» **Given problem**
Take from the listing each line that has the string "распределения".

» **Given records**
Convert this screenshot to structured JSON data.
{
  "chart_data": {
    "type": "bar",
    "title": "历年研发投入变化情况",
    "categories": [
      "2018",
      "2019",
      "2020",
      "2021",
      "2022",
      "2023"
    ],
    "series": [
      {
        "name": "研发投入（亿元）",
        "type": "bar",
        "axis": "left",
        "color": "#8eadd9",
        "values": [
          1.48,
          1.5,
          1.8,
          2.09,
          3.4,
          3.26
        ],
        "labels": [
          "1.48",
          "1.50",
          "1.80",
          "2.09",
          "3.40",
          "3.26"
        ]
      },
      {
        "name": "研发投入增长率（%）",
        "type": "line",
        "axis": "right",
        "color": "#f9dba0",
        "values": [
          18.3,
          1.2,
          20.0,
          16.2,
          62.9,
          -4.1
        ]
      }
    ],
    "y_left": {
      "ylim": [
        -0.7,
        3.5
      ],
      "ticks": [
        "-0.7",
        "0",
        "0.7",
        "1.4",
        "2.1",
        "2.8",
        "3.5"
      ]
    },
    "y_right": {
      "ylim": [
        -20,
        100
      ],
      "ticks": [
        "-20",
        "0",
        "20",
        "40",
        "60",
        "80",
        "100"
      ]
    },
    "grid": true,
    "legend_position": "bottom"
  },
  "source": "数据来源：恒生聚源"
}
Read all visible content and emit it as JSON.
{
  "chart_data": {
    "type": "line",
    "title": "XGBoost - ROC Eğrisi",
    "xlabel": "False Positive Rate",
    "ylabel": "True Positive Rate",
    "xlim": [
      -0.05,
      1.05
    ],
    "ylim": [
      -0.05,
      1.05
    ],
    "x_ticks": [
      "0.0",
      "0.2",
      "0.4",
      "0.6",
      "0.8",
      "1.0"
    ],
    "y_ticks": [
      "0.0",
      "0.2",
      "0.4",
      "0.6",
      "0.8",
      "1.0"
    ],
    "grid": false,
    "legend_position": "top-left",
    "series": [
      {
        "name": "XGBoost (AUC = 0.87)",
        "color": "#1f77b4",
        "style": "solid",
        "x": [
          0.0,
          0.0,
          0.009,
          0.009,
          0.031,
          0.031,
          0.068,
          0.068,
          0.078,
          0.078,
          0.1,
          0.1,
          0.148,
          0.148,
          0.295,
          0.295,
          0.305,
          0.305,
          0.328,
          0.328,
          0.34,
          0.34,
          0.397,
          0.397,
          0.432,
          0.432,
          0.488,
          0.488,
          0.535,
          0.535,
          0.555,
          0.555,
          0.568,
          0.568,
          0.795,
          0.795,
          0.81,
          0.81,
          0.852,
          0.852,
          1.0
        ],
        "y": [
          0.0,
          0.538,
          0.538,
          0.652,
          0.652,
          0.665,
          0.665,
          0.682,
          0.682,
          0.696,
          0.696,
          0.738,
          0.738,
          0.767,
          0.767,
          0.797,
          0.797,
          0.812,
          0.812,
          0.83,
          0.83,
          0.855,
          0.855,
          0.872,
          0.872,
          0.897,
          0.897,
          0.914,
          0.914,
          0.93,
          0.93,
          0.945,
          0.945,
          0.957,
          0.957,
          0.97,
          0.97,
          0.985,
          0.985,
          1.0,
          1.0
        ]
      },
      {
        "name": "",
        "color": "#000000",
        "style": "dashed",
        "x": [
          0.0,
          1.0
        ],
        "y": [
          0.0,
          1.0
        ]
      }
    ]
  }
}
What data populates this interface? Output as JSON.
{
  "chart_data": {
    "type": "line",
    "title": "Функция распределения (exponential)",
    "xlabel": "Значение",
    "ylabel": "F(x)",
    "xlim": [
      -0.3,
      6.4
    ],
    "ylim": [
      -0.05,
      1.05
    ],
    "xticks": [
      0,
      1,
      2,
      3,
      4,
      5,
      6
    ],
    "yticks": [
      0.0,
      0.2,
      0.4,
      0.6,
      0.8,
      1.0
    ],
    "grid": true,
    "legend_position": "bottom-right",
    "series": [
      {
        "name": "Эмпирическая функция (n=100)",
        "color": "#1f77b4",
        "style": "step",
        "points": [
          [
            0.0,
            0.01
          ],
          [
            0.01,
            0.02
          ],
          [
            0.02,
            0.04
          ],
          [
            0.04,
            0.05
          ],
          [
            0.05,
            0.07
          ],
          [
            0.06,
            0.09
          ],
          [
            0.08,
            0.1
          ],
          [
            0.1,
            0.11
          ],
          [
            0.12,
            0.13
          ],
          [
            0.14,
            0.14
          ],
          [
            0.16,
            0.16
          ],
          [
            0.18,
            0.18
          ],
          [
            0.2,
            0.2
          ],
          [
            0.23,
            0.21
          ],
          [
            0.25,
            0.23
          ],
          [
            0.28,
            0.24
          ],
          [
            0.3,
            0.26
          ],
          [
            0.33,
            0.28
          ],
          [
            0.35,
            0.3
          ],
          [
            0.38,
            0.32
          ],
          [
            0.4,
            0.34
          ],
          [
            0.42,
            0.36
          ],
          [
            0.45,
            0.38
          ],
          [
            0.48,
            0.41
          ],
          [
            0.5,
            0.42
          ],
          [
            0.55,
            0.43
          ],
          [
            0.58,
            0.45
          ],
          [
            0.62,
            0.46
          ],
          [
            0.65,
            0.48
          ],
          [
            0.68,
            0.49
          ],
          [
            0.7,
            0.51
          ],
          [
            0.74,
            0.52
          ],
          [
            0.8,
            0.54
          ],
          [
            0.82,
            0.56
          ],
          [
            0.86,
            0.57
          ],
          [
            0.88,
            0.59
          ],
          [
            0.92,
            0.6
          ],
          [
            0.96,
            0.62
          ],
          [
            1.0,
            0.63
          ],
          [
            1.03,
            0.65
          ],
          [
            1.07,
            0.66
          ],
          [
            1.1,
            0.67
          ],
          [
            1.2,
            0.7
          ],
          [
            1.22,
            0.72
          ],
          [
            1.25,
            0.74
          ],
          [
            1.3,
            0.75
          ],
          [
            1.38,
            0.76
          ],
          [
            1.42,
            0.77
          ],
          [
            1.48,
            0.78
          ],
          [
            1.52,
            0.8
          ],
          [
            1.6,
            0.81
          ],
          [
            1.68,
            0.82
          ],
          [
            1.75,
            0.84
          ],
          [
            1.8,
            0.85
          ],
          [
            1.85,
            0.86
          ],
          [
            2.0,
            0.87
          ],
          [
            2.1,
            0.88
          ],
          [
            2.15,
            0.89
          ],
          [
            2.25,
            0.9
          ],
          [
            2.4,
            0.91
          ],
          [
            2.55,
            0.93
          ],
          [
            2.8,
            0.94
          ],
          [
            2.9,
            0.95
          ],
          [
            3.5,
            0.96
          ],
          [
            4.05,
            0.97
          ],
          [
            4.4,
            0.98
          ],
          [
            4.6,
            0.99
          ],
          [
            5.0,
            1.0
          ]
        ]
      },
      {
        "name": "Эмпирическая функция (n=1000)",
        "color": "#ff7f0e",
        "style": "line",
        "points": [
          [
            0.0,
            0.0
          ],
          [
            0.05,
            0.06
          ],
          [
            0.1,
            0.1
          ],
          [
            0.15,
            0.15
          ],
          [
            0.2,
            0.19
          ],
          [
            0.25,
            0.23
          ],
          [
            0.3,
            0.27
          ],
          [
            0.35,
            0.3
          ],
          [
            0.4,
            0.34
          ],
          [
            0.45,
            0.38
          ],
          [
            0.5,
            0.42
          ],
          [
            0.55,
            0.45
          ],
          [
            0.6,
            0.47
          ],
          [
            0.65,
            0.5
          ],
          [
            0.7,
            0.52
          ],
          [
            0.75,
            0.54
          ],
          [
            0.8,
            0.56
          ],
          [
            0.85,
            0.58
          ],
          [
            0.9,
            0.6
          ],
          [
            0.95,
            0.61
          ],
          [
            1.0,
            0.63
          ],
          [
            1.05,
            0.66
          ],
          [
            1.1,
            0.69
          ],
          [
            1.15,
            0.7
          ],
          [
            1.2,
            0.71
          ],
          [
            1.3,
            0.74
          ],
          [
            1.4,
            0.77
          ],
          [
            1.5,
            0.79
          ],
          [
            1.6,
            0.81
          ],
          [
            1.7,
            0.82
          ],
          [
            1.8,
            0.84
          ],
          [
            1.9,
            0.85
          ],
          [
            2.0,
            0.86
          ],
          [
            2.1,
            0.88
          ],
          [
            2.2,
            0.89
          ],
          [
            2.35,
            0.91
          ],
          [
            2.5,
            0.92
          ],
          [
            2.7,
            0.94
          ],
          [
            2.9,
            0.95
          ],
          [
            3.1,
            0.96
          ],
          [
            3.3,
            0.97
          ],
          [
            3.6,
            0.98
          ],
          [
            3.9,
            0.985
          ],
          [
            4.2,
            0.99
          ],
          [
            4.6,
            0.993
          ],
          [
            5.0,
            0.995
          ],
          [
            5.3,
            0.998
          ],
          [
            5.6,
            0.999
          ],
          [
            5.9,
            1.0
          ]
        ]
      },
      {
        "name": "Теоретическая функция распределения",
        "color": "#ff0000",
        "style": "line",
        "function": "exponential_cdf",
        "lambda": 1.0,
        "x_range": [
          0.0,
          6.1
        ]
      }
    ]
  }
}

» **Task solution**
    "title": "Функция распределения (exponential)",
        "name": "Теоретическая функция распределения",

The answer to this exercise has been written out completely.